• [Work required] Wherever a line in the records below contains "which", copy that line.

• [Data section]
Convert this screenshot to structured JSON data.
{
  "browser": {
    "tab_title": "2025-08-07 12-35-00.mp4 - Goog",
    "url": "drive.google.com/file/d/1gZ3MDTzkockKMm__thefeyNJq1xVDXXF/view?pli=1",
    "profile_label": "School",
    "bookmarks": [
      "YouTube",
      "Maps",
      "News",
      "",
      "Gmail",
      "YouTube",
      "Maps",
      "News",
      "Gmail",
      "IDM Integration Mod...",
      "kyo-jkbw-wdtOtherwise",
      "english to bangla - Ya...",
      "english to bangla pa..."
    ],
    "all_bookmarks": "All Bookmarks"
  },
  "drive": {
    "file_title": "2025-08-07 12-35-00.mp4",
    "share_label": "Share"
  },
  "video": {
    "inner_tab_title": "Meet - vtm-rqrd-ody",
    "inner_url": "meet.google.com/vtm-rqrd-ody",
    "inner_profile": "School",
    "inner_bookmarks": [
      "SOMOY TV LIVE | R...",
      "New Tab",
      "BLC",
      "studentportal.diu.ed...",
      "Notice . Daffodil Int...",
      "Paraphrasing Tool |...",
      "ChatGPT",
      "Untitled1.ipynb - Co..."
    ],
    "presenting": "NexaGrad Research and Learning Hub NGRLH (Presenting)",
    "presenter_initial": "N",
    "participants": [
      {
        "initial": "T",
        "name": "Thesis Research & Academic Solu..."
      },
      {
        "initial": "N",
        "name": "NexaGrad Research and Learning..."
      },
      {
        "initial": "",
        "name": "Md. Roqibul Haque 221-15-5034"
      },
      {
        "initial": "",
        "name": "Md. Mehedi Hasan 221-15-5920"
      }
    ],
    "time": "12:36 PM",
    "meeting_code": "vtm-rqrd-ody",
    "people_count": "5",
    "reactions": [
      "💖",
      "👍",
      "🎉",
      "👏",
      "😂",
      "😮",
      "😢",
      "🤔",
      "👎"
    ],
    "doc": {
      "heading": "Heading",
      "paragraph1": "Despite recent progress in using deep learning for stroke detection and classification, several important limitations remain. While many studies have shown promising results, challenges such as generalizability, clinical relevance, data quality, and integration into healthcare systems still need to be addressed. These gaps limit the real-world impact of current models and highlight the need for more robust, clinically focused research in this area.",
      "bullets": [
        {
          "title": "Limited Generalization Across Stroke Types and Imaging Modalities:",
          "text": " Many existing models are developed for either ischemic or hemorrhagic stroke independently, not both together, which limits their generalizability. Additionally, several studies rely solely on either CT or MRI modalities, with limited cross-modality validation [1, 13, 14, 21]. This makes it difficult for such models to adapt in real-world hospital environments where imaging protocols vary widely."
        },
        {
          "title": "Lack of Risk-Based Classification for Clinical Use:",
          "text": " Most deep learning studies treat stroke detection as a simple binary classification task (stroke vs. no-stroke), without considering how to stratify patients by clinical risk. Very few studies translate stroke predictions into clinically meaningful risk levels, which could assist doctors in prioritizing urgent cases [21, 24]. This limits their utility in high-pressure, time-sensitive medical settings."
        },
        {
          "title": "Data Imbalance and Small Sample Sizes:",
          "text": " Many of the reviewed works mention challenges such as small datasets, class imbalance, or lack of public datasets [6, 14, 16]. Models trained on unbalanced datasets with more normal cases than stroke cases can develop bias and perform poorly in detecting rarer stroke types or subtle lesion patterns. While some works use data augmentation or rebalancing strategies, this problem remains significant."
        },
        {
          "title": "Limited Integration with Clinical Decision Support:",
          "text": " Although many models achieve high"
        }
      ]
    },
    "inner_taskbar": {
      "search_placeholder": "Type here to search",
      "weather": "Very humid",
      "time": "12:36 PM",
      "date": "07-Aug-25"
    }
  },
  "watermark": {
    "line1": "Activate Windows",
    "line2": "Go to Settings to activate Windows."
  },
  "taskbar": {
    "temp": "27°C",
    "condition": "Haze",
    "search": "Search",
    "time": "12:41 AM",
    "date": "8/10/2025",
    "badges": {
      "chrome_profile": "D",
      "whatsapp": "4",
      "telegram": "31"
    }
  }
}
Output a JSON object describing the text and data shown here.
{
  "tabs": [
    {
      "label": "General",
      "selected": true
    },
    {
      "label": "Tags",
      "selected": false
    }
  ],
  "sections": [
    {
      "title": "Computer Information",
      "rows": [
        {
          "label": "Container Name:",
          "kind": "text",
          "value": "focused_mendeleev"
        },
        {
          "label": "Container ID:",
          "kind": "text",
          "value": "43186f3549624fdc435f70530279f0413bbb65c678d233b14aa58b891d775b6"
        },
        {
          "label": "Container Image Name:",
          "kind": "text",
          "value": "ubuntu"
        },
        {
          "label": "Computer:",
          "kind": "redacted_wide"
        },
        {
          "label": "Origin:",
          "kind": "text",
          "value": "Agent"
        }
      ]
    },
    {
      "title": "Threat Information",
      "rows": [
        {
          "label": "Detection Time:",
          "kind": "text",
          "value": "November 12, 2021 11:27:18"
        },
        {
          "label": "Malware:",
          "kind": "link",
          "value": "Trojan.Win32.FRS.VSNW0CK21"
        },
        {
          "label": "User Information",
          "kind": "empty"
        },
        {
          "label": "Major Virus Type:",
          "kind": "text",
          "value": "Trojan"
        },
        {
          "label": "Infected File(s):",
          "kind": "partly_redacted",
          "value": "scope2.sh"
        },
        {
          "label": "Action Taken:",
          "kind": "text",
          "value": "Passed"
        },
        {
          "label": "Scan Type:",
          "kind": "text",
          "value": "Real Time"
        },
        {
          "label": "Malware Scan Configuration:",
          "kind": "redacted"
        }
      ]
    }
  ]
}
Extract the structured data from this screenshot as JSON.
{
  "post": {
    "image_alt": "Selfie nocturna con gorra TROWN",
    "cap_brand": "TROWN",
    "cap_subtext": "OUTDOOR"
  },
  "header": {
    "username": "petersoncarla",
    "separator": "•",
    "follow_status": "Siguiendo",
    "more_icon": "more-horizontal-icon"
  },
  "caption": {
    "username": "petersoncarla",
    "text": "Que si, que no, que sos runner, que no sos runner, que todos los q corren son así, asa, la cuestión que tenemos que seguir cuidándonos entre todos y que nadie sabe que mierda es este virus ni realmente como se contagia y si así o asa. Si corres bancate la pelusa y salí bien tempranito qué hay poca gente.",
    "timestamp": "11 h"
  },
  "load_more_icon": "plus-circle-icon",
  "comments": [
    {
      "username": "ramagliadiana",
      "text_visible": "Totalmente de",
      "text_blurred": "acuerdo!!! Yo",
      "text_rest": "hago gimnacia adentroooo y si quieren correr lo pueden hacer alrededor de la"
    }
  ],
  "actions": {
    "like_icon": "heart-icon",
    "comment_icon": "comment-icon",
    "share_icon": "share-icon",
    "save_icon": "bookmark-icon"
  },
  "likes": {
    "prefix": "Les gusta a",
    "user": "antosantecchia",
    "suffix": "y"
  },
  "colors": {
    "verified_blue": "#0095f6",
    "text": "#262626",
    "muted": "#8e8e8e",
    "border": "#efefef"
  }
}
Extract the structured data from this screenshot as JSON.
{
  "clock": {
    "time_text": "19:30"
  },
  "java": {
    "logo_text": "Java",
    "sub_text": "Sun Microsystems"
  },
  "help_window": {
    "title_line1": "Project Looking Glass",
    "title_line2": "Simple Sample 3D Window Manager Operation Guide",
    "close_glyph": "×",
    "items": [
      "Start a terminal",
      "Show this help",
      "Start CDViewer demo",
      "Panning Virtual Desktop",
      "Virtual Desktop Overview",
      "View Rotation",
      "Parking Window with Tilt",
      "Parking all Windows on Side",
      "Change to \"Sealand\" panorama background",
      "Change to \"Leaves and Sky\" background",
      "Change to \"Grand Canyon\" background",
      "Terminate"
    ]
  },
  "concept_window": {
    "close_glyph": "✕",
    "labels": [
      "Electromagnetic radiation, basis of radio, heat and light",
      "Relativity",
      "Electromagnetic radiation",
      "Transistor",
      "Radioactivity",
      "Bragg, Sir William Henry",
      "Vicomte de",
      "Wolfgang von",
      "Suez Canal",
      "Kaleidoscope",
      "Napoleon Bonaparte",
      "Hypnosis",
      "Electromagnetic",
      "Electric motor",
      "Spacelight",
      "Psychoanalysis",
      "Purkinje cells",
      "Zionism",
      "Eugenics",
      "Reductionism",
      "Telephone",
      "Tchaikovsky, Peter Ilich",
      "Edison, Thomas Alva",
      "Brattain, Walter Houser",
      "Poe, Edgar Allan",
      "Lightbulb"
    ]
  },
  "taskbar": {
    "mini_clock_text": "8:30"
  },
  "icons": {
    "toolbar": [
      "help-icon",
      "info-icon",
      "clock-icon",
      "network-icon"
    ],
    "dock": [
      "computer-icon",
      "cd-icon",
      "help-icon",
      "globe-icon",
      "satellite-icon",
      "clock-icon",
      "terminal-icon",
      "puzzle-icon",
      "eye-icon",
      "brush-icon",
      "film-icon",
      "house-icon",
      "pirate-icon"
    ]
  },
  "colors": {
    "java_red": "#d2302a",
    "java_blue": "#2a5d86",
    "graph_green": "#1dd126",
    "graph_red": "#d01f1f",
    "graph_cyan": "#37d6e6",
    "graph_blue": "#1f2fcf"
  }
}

• [Exercise response]
          "text": " Many existing models are developed for either ischemic or hemorrhagic stroke independently, not both together, which limits their generalizability. Additionally, several studies rely solely on either CT or MRI modalities, with limited cross-modality validation [1, 13, 14, 21]. This makes it difficult for such models to adapt in real-world hospital environments where imaging protocols vary widely."
          "text": " Most deep learning studies treat stroke detection as a simple binary classification task (stroke vs. no-stroke), without considering how to stratify patients by clinical risk. Very few studies translate stroke predictions into clinically meaningful risk levels, which could assist doctors in prioritizing urgent cases [21, 24]. This limits their utility in high-pressure, time-sensitive medical settings."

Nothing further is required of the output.